• WHAT THE EXERCISE ASKS: Quote every line below exactly as it reads.

• INPUT FOR THIS TASK:
-*-

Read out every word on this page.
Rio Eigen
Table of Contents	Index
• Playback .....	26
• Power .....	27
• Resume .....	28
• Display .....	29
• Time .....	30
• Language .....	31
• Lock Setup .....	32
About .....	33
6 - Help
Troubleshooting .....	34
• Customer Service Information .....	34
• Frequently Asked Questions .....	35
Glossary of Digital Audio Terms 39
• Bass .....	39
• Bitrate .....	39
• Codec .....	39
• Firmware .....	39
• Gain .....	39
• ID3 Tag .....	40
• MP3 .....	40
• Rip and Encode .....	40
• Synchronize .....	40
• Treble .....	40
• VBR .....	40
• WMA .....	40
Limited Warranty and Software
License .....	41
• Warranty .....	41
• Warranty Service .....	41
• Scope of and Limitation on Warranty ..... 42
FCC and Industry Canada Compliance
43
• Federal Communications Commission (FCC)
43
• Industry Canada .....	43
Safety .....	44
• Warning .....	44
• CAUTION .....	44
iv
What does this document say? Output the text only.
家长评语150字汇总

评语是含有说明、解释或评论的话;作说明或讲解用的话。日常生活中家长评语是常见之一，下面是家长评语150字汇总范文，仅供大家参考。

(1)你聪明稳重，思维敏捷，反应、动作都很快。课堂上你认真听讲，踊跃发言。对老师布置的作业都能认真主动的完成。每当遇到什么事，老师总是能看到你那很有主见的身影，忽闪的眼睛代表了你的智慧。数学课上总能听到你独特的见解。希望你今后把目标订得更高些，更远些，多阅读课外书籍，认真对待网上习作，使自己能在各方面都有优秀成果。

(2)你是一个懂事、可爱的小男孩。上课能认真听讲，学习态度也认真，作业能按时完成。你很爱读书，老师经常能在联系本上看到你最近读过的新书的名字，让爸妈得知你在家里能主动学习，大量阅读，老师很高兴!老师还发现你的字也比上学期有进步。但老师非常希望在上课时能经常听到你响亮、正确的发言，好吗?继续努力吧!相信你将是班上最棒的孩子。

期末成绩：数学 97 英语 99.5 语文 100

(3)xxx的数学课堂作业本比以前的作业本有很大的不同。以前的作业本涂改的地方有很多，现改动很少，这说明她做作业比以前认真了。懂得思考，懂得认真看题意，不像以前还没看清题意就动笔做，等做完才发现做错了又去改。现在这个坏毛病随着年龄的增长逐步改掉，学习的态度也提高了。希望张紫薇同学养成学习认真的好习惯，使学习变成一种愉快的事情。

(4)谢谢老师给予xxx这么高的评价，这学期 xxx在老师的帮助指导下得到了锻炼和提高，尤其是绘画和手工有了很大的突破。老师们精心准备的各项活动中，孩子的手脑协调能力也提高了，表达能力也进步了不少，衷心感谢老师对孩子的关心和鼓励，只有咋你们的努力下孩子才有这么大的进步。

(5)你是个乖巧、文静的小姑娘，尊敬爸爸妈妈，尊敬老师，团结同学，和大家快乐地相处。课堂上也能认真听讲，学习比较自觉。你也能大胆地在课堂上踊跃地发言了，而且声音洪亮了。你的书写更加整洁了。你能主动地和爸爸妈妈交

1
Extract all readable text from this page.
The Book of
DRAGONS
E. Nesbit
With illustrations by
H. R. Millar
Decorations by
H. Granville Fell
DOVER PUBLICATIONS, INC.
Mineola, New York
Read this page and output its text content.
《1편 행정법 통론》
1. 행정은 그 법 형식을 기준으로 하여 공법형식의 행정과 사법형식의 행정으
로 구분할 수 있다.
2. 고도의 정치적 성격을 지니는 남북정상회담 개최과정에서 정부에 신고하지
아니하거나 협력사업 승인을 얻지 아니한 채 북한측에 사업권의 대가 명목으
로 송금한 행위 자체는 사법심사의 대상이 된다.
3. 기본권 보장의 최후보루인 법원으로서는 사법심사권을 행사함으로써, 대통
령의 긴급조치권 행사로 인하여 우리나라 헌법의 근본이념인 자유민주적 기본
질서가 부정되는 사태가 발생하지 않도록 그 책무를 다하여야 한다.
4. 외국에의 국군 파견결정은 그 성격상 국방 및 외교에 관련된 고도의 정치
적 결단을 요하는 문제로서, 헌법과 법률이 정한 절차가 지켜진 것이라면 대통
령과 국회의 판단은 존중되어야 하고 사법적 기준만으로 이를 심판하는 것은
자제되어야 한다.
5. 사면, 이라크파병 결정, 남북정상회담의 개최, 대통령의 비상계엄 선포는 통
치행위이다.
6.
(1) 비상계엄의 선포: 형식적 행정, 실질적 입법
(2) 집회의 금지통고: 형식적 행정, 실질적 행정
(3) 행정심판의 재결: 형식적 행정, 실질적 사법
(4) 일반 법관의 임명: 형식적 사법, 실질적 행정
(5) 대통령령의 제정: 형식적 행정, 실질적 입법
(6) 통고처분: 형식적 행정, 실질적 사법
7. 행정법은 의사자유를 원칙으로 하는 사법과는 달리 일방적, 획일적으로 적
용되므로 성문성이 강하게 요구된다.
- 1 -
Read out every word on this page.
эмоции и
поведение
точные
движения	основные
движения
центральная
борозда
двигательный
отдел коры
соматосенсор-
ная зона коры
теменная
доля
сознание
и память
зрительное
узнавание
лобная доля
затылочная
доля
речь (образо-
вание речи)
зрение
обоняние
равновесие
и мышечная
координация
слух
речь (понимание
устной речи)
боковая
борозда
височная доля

-*-

• RESPONSE TO THE TASK:
Read out every word on this page.
Rio Eigen
Table of Contents	Index
• Playback .....	26
• Power .....	27
• Resume .....	28
• Display .....	29
• Time .....	30
• Language .....	31
• Lock Setup .....	32
About .....	33
6 - Help
Troubleshooting .....	34
• Customer Service Information .....	34
• Frequently Asked Questions .....	35
Glossary of Digital Audio Terms 39
• Bass .....	39
• Bitrate .....	39
• Codec .....	39
• Firmware .....	39
• Gain .....	39
• ID3 Tag .....	40
• MP3 .....	40
• Rip and Encode .....	40
• Synchronize .....	40
• Treble .....	40
• VBR .....	40
• WMA .....	40
Limited Warranty and Software
License .....	41
• Warranty .....	41
• Warranty Service .....	41
• Scope of and Limitation on Warranty ..... 42
FCC and Industry Canada Compliance
43
• Federal Communications Commission (FCC)
43
• Industry Canada .....	43
Safety .....	44
• Warning .....	44
• CAUTION .....	44
iv
What does this document say? Output the text only.
家长评语150字汇总

评语是含有说明、解释或评论的话;作说明或讲解用的话。日常生活中家长评语是常见之一，下面是家长评语150字汇总范文，仅供大家参考。

(1)你聪明稳重，思维敏捷，反应、动作都很快。课堂上你认真听讲，踊跃发言。对老师布置的作业都能认真主动的完成。每当遇到什么事，老师总是能看到你那很有主见的身影，忽闪的眼睛代表了你的智慧。数学课上总能听到你独特的见解。希望你今后把目标订得更高些，更远些，多阅读课外书籍，认真对待网上习作，使自己能在各方面都有优秀成果。

(2)你是一个懂事、可爱的小男孩。上课能认真听讲，学习态度也认真，作业能按时完成。你很爱读书，老师经常能在联系本上看到你最近读过的新书的名字，让爸妈得知你在家里能主动学习，大量阅读，老师很高兴!老师还发现你的字也比上学期有进步。但老师非常希望在上课时能经常听到你响亮、正确的发言，好吗?继续努力吧!相信你将是班上最棒的孩子。

期末成绩：数学 97 英语 99.5 语文 100

(3)xxx的数学课堂作业本比以前的作业本有很大的不同。以前的作业本涂改的地方有很多，现改动很少，这说明她做作业比以前认真了。懂得思考，懂得认真看题意，不像以前还没看清题意就动笔做，等做完才发现做错了又去改。现在这个坏毛病随着年龄的增长逐步改掉，学习的态度也提高了。希望张紫薇同学养成学习认真的好习惯，使学习变成一种愉快的事情。

(4)谢谢老师给予xxx这么高的评价，这学期 xxx在老师的帮助指导下得到了锻炼和提高，尤其是绘画和手工有了很大的突破。老师们精心准备的各项活动中，孩子的手脑协调能力也提高了，表达能力也进步了不少，衷心感谢老师对孩子的关心和鼓励，只有咋你们的努力下孩子才有这么大的进步。

(5)你是个乖巧、文静的小姑娘，尊敬爸爸妈妈，尊敬老师，团结同学，和大家快乐地相处。课堂上也能认真听讲，学习比较自觉。你也能大胆地在课堂上踊跃地发言了，而且声音洪亮了。你的书写更加整洁了。你能主动地和爸爸妈妈交

1
Extract all readable text from this page.
The Book of
DRAGONS
E. Nesbit
With illustrations by
H. R. Millar
Decorations by
H. Granville Fell
DOVER PUBLICATIONS, INC.
Mineola, New York
Read this page and output its text content.
《1편 행정법 통론》
1. 행정은 그 법 형식을 기준으로 하여 공법형식의 행정과 사법형식의 행정으
로 구분할 수 있다.
2. 고도의 정치적 성격을 지니는 남북정상회담 개최과정에서 정부에 신고하지
아니하거나 협력사업 승인을 얻지 아니한 채 북한측에 사업권의 대가 명목으
로 송금한 행위 자체는 사법심사의 대상이 된다.
3. 기본권 보장의 최후보루인 법원으로서는 사법심사권을 행사함으로써, 대통
령의 긴급조치권 행사로 인하여 우리나라 헌법의 근본이념인 자유민주적 기본
질서가 부정되는 사태가 발생하지 않도록 그 책무를 다하여야 한다.
4. 외국에의 국군 파견결정은 그 성격상 국방 및 외교에 관련된 고도의 정치
적 결단을 요하는 문제로서, 헌법과 법률이 정한 절차가 지켜진 것이라면 대통
령과 국회의 판단은 존중되어야 하고 사법적 기준만으로 이를 심판하는 것은
자제되어야 한다.
5. 사면, 이라크파병 결정, 남북정상회담의 개최, 대통령의 비상계엄 선포는 통
치행위이다.
6.
(1) 비상계엄의 선포: 형식적 행정, 실질적 입법
(2) 집회의 금지통고: 형식적 행정, 실질적 행정
(3) 행정심판의 재결: 형식적 행정, 실질적 사법
(4) 일반 법관의 임명: 형식적 사법, 실질적 행정
(5) 대통령령의 제정: 형식적 행정, 실질적 입법
(6) 통고처분: 형식적 행정, 실질적 사법
7. 행정법은 의사자유를 원칙으로 하는 사법과는 달리 일방적, 획일적으로 적
용되므로 성문성이 강하게 요구된다.
- 1 -
Read out every word on this page.
эмоции и
поведение
точные
движения	основные
движения
центральная
борозда
двигательный
отдел коры
соматосенсор-
ная зона коры
теменная
доля
сознание
и память
зрительное
узнавание
лобная доля
затылочная
доля
речь (образо-
вание речи)
зрение
обоняние
равновесие
и мышечная
координация
слух
речь (понимание
устной речи)
боковая
борозда
височная доля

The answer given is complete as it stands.